- **What to do**
In the listing below, pick out lines with "COPT".

- **Records from a collection of figures**

# # #

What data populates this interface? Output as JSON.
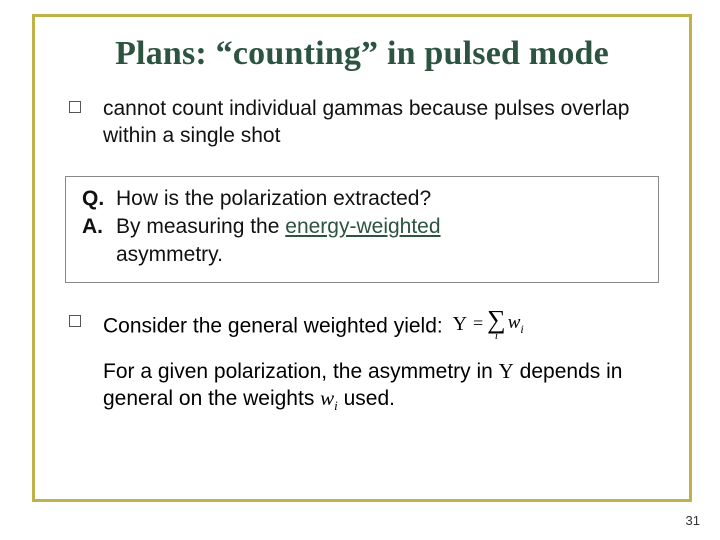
{
  "title": "Plans: “counting” in pulsed mode",
  "bullet1": "cannot count individual gammas because pulses overlap within a single shot",
  "q_label": "Q.",
  "q_text": "How is the polarization extracted?",
  "a_label": "A.",
  "a_pre": "By measuring the ",
  "a_em": "energy-weighted",
  "a_post": " asymmetry.",
  "yield_text": "Consider the general weighted yield:",
  "formula": {
    "Y": "Y",
    "eq": "=",
    "sigma": "∑",
    "idx": "i",
    "w": "w",
    "wi": "i"
  },
  "para_pre": "For a given polarization, the asymmetry in ",
  "para_Y": "Y",
  "para_mid": " depends in general on the weights ",
  "para_w": "w",
  "para_wi": "i",
  "para_end": " used.",
  "page": "31",
  "colors": {
    "frame_border": "#c0b248",
    "title_color": "#2c5440",
    "accent": "#2c5440",
    "box_border": "#888888",
    "text": "#111111",
    "bg": "#ffffff"
  }
}
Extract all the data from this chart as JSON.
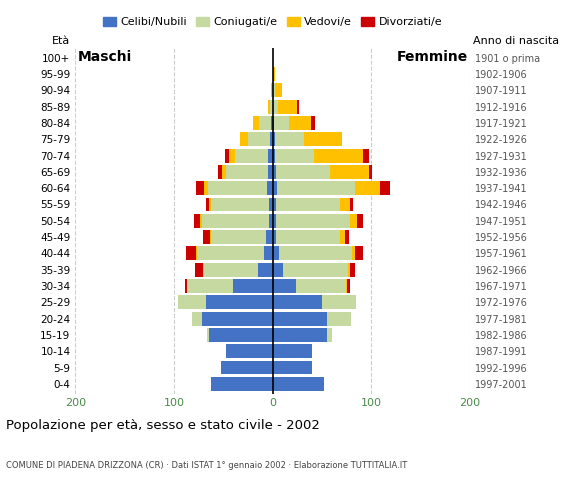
{
  "age_groups": [
    "0-4",
    "5-9",
    "10-14",
    "15-19",
    "20-24",
    "25-29",
    "30-34",
    "35-39",
    "40-44",
    "45-49",
    "50-54",
    "55-59",
    "60-64",
    "65-69",
    "70-74",
    "75-79",
    "80-84",
    "85-89",
    "90-94",
    "95-99",
    "100+"
  ],
  "birth_years": [
    "1997-2001",
    "1992-1996",
    "1987-1991",
    "1982-1986",
    "1977-1981",
    "1972-1976",
    "1967-1971",
    "1962-1966",
    "1957-1961",
    "1952-1956",
    "1947-1951",
    "1942-1946",
    "1937-1941",
    "1932-1936",
    "1927-1931",
    "1922-1926",
    "1917-1921",
    "1912-1916",
    "1907-1911",
    "1902-1906",
    "1901 o prima"
  ],
  "males": {
    "celibi": [
      62,
      52,
      47,
      65,
      72,
      68,
      40,
      15,
      9,
      7,
      4,
      4,
      6,
      5,
      5,
      3,
      2,
      0,
      0,
      0,
      0
    ],
    "coniugati": [
      0,
      0,
      0,
      2,
      10,
      28,
      47,
      55,
      68,
      55,
      68,
      58,
      60,
      42,
      33,
      22,
      12,
      3,
      1,
      0,
      0
    ],
    "vedovi": [
      0,
      0,
      0,
      0,
      0,
      0,
      0,
      1,
      1,
      1,
      2,
      2,
      4,
      4,
      6,
      8,
      6,
      2,
      1,
      0,
      0
    ],
    "divorziati": [
      0,
      0,
      0,
      0,
      0,
      0,
      2,
      8,
      10,
      8,
      6,
      4,
      8,
      4,
      4,
      0,
      0,
      0,
      0,
      0,
      0
    ]
  },
  "females": {
    "nubili": [
      52,
      40,
      40,
      55,
      55,
      50,
      24,
      11,
      6,
      3,
      3,
      3,
      4,
      3,
      2,
      2,
      1,
      0,
      0,
      0,
      0
    ],
    "coniugate": [
      0,
      0,
      0,
      5,
      25,
      35,
      50,
      65,
      75,
      65,
      75,
      65,
      80,
      55,
      40,
      30,
      16,
      5,
      2,
      0,
      0
    ],
    "vedove": [
      0,
      0,
      0,
      0,
      0,
      0,
      1,
      2,
      3,
      5,
      8,
      10,
      25,
      40,
      50,
      38,
      22,
      20,
      8,
      2,
      0
    ],
    "divorziate": [
      0,
      0,
      0,
      0,
      0,
      0,
      4,
      6,
      8,
      4,
      6,
      4,
      10,
      3,
      6,
      0,
      4,
      2,
      0,
      0,
      0
    ]
  },
  "colors": {
    "celibi": "#4472c4",
    "coniugati": "#c5d9a0",
    "vedovi": "#ffc000",
    "divorziati": "#cc0000"
  },
  "legend_labels": [
    "Celibi/Nubili",
    "Coniugati/e",
    "Vedovi/e",
    "Divorziati/e"
  ],
  "title": "Popolazione per età, sesso e stato civile - 2002",
  "subtitle": "COMUNE DI PIADENA DRIZZONA (CR) · Dati ISTAT 1° gennaio 2002 · Elaborazione TUTTITALIA.IT",
  "label_eta": "Età",
  "label_maschi": "Maschi",
  "label_femmine": "Femmine",
  "label_anno": "Anno di nascita",
  "xlim": 200,
  "xticks": [
    -200,
    -100,
    0,
    100,
    200
  ],
  "xticklabels": [
    "200",
    "100",
    "0",
    "100",
    "200"
  ]
}
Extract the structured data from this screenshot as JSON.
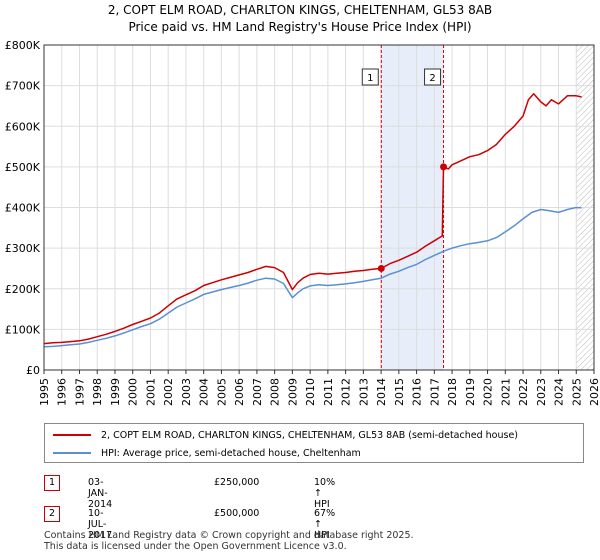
{
  "chart_data": {
    "type": "line",
    "title": "2, COPT ELM ROAD, CHARLTON KINGS, CHELTENHAM, GL53 8AB",
    "subtitle": "Price paid vs. HM Land Registry's House Price Index (HPI)",
    "xlabel": "",
    "ylabel": "",
    "xlim": [
      1995,
      2026
    ],
    "ylim": [
      0,
      800000
    ],
    "grid": true,
    "yticks": [
      {
        "value": 0,
        "label": "£0"
      },
      {
        "value": 100000,
        "label": "£100K"
      },
      {
        "value": 200000,
        "label": "£200K"
      },
      {
        "value": 300000,
        "label": "£300K"
      },
      {
        "value": 400000,
        "label": "£400K"
      },
      {
        "value": 500000,
        "label": "£500K"
      },
      {
        "value": 600000,
        "label": "£600K"
      },
      {
        "value": 700000,
        "label": "£700K"
      },
      {
        "value": 800000,
        "label": "£800K"
      }
    ],
    "xticks": [
      "1995",
      "1996",
      "1997",
      "1998",
      "1999",
      "2000",
      "2001",
      "2002",
      "2003",
      "2004",
      "2005",
      "2006",
      "2007",
      "2008",
      "2009",
      "2010",
      "2011",
      "2012",
      "2013",
      "2014",
      "2015",
      "2016",
      "2017",
      "2018",
      "2019",
      "2020",
      "2021",
      "2022",
      "2023",
      "2024",
      "2025",
      "2026"
    ],
    "shaded_span": [
      2014.01,
      2017.52
    ],
    "forecast_start": 2025.0,
    "series": [
      {
        "name": "2, COPT ELM ROAD, CHARLTON KINGS, CHELTENHAM, GL53 8AB (semi-detached house)",
        "color": "#cc0000",
        "x": [
          1995.0,
          1995.5,
          1996.0,
          1996.5,
          1997.0,
          1997.5,
          1998.0,
          1998.5,
          1999.0,
          1999.5,
          2000.0,
          2000.5,
          2001.0,
          2001.5,
          2002.0,
          2002.5,
          2003.0,
          2003.5,
          2004.0,
          2004.5,
          2005.0,
          2005.5,
          2006.0,
          2006.5,
          2007.0,
          2007.5,
          2008.0,
          2008.5,
          2009.0,
          2009.3,
          2009.6,
          2010.0,
          2010.5,
          2011.0,
          2011.5,
          2012.0,
          2012.5,
          2013.0,
          2013.5,
          2014.01,
          2014.5,
          2015.0,
          2015.5,
          2016.0,
          2016.5,
          2017.0,
          2017.45,
          2017.52,
          2017.8,
          2018.0,
          2018.5,
          2019.0,
          2019.5,
          2020.0,
          2020.5,
          2021.0,
          2021.5,
          2022.0,
          2022.3,
          2022.6,
          2023.0,
          2023.3,
          2023.6,
          2024.0,
          2024.5,
          2025.0,
          2025.3
        ],
        "values": [
          65000,
          67000,
          68000,
          70000,
          72000,
          76000,
          82000,
          88000,
          95000,
          103000,
          112000,
          120000,
          128000,
          140000,
          158000,
          175000,
          185000,
          195000,
          208000,
          215000,
          222000,
          228000,
          234000,
          240000,
          248000,
          255000,
          252000,
          240000,
          198000,
          215000,
          226000,
          235000,
          238000,
          236000,
          238000,
          240000,
          243000,
          245000,
          248000,
          250000,
          262000,
          270000,
          280000,
          290000,
          305000,
          318000,
          330000,
          500000,
          495000,
          505000,
          515000,
          525000,
          530000,
          540000,
          555000,
          580000,
          600000,
          625000,
          665000,
          680000,
          660000,
          650000,
          665000,
          655000,
          675000,
          675000,
          672000
        ]
      },
      {
        "name": "HPI: Average price, semi-detached house, Cheltenham",
        "color": "#5b8fd4",
        "x": [
          1995.0,
          1995.5,
          1996.0,
          1996.5,
          1997.0,
          1997.5,
          1998.0,
          1998.5,
          1999.0,
          1999.5,
          2000.0,
          2000.5,
          2001.0,
          2001.5,
          2002.0,
          2002.5,
          2003.0,
          2003.5,
          2004.0,
          2004.5,
          2005.0,
          2005.5,
          2006.0,
          2006.5,
          2007.0,
          2007.5,
          2008.0,
          2008.5,
          2009.0,
          2009.3,
          2009.6,
          2010.0,
          2010.5,
          2011.0,
          2011.5,
          2012.0,
          2012.5,
          2013.0,
          2013.5,
          2014.0,
          2014.5,
          2015.0,
          2015.5,
          2016.0,
          2016.5,
          2017.0,
          2017.5,
          2018.0,
          2018.5,
          2019.0,
          2019.5,
          2020.0,
          2020.5,
          2021.0,
          2021.5,
          2022.0,
          2022.5,
          2023.0,
          2023.5,
          2024.0,
          2024.5,
          2025.0,
          2025.3
        ],
        "values": [
          57000,
          58000,
          60000,
          62000,
          64000,
          68000,
          73000,
          78000,
          84000,
          91000,
          99000,
          107000,
          114000,
          125000,
          140000,
          155000,
          165000,
          175000,
          186000,
          192000,
          198000,
          203000,
          208000,
          214000,
          221000,
          226000,
          224000,
          213000,
          178000,
          190000,
          200000,
          207000,
          210000,
          208000,
          210000,
          212000,
          215000,
          218000,
          222000,
          226000,
          236000,
          243000,
          252000,
          260000,
          272000,
          282000,
          292000,
          300000,
          306000,
          311000,
          314000,
          318000,
          326000,
          340000,
          355000,
          372000,
          388000,
          395000,
          392000,
          388000,
          395000,
          400000,
          399000
        ]
      }
    ],
    "annotations": [
      {
        "label": "1",
        "x": 2014.01,
        "value": 250000
      },
      {
        "label": "2",
        "x": 2017.52,
        "value": 500000
      }
    ]
  },
  "legend": {
    "property_label": "2, COPT ELM ROAD, CHARLTON KINGS, CHELTENHAM, GL53 8AB (semi-detached house)",
    "hpi_label": "HPI: Average price, semi-detached house, Cheltenham"
  },
  "sales": [
    {
      "num": "1",
      "date": "03-JAN-2014",
      "price": "£250,000",
      "hpi": "10% ↑ HPI"
    },
    {
      "num": "2",
      "date": "10-JUL-2017",
      "price": "£500,000",
      "hpi": "67% ↑ HPI"
    }
  ],
  "footer": {
    "line1": "Contains HM Land Registry data © Crown copyright and database right 2025.",
    "line2": "This data is licensed under the Open Government Licence v3.0."
  },
  "colors": {
    "property": "#cc0000",
    "hpi": "#5b8fd4",
    "shade": "#dde6f7",
    "grid": "#dddddd"
  }
}
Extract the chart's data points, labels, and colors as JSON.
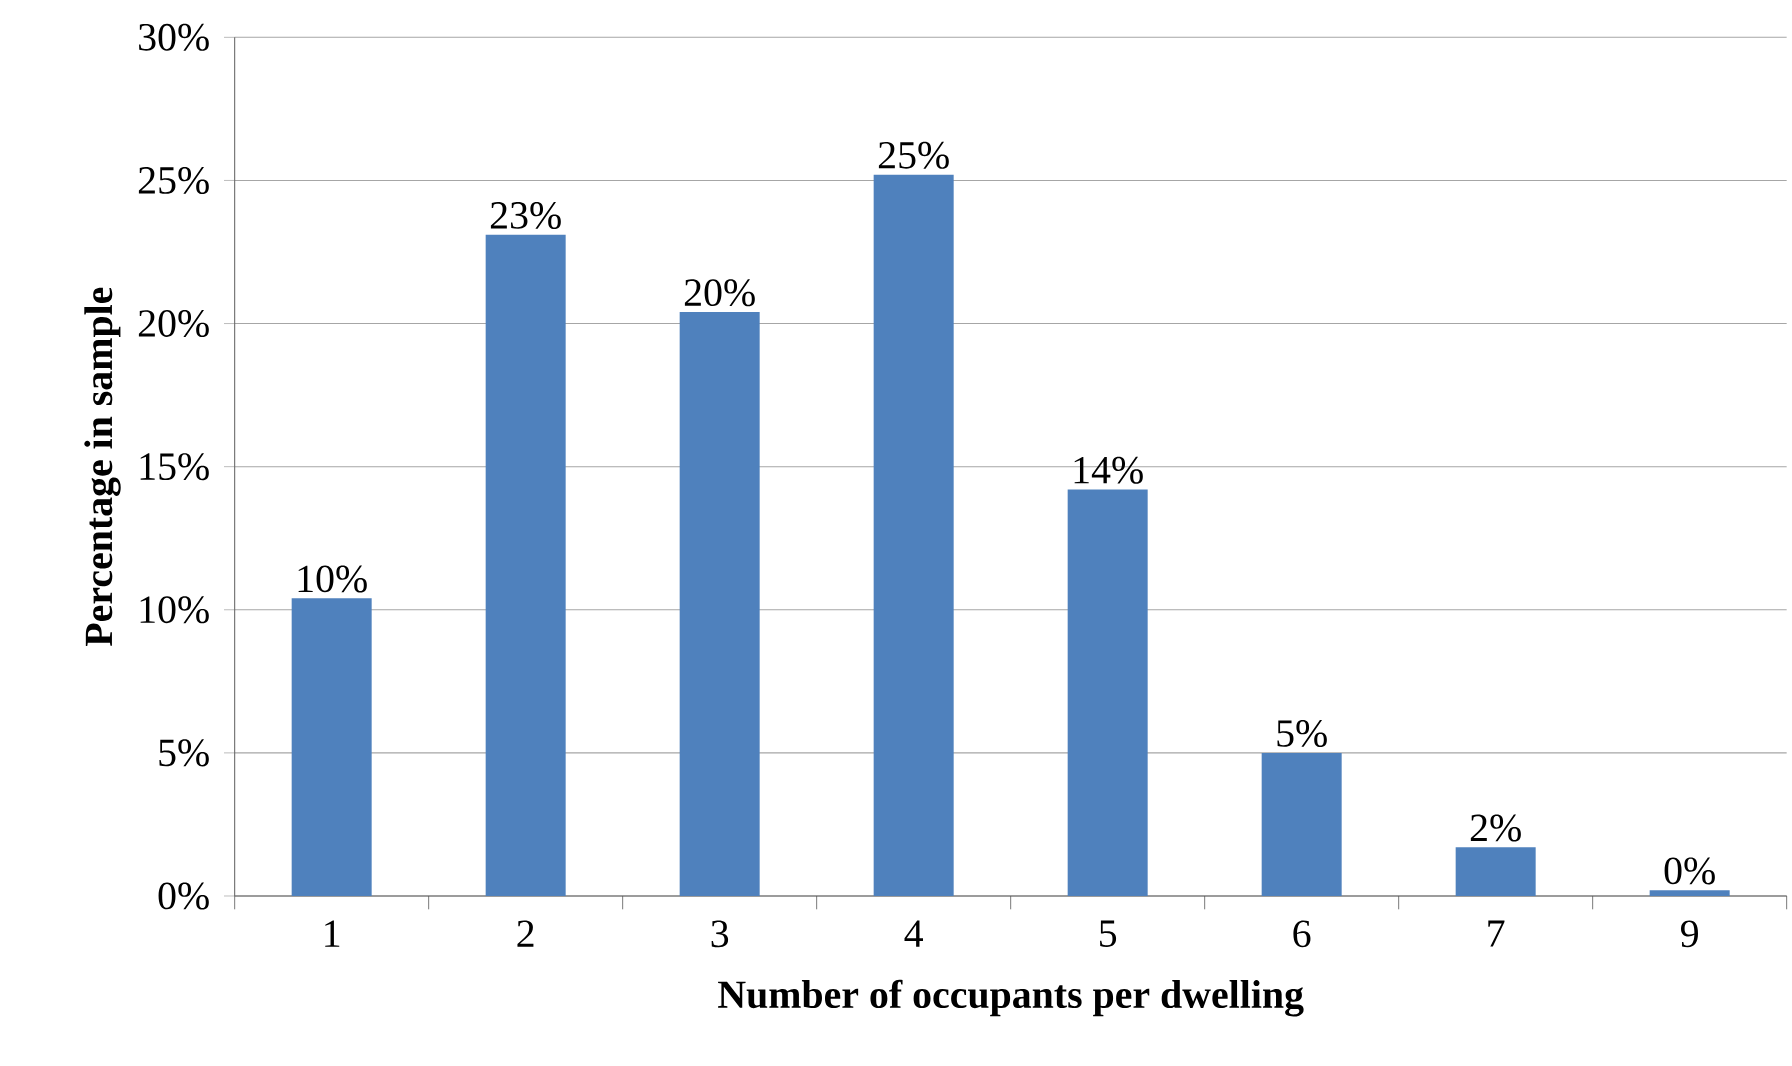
{
  "chart_data": {
    "type": "bar",
    "xlabel": "Number of occupants per dwelling",
    "ylabel": "Percentage in sample",
    "categories": [
      "1",
      "2",
      "3",
      "4",
      "5",
      "6",
      "7",
      "9"
    ],
    "values": [
      10.4,
      23.1,
      20.4,
      25.2,
      14.2,
      5.0,
      1.7,
      0.2
    ],
    "value_labels": [
      "10%",
      "23%",
      "20%",
      "25%",
      "14%",
      "5%",
      "2%",
      "0%"
    ],
    "color": "#4f81bd",
    "ylim": [
      0,
      30
    ],
    "yticks": [
      {
        "value": 0,
        "label": "0%"
      },
      {
        "value": 5,
        "label": "5%"
      },
      {
        "value": 10,
        "label": "10%"
      },
      {
        "value": 15,
        "label": "15%"
      },
      {
        "value": 20,
        "label": "20%"
      },
      {
        "value": 25,
        "label": "25%"
      },
      {
        "value": 30,
        "label": "30%"
      }
    ],
    "grid": "y"
  }
}
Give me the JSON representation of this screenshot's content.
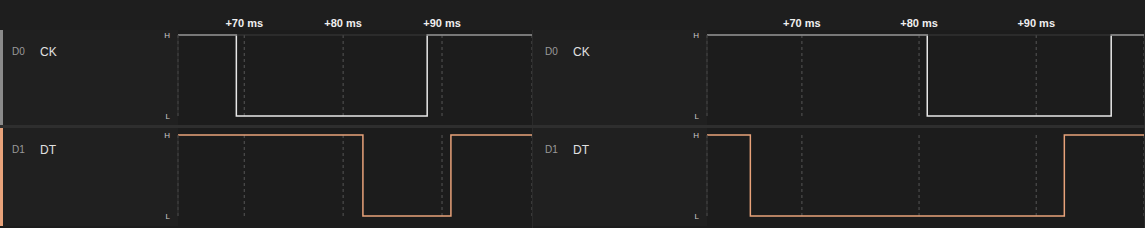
{
  "chart_data": [
    {
      "type": "line",
      "line_style": "step",
      "grid": true,
      "xlim": [
        63.3,
        99.1
      ],
      "xticks": [
        {
          "value": 70,
          "label": "+70 ms"
        },
        {
          "value": 80,
          "label": "+80 ms"
        },
        {
          "value": 90,
          "label": "+90 ms"
        }
      ],
      "ylim": [
        0,
        1
      ],
      "yticks": [
        {
          "value": 0,
          "label": "L"
        },
        {
          "value": 1,
          "label": "H"
        }
      ],
      "series": [
        {
          "channel": "D0",
          "name": "CK",
          "color": "#e8e8e8",
          "x": [
            63.3,
            69.2,
            88.5,
            99.1
          ],
          "values": [
            1,
            0,
            1,
            1
          ]
        },
        {
          "channel": "D1",
          "name": "DT",
          "color": "#e8a27a",
          "x": [
            63.3,
            82.0,
            90.9,
            99.1
          ],
          "values": [
            1,
            0,
            1,
            1
          ]
        }
      ]
    },
    {
      "type": "line",
      "line_style": "step",
      "grid": true,
      "xlim": [
        61.9,
        99.2
      ],
      "xticks": [
        {
          "value": 70,
          "label": "+70 ms"
        },
        {
          "value": 80,
          "label": "+80 ms"
        },
        {
          "value": 90,
          "label": "+90 ms"
        }
      ],
      "ylim": [
        0,
        1
      ],
      "yticks": [
        {
          "value": 0,
          "label": "L"
        },
        {
          "value": 1,
          "label": "H"
        }
      ],
      "series": [
        {
          "channel": "D0",
          "name": "CK",
          "color": "#e8e8e8",
          "x": [
            61.9,
            80.7,
            96.4,
            99.2
          ],
          "values": [
            1,
            0,
            1,
            1
          ]
        },
        {
          "channel": "D1",
          "name": "DT",
          "color": "#e8a27a",
          "x": [
            61.9,
            65.6,
            92.4,
            99.2
          ],
          "values": [
            1,
            0,
            1,
            1
          ]
        }
      ]
    }
  ]
}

# # #

- **The response**
    "title": "2, COPT ELM ROAD, CHARLTON KINGS, CHELTENHAM, GL53 8AB",
        "name": "2, COPT ELM ROAD, CHARLTON KINGS, CHELTENHAM, GL53 8AB (semi-detached house)",
    "property_label": "2, COPT ELM ROAD, CHARLTON KINGS, CHELTENHAM, GL53 8AB (semi-detached house)",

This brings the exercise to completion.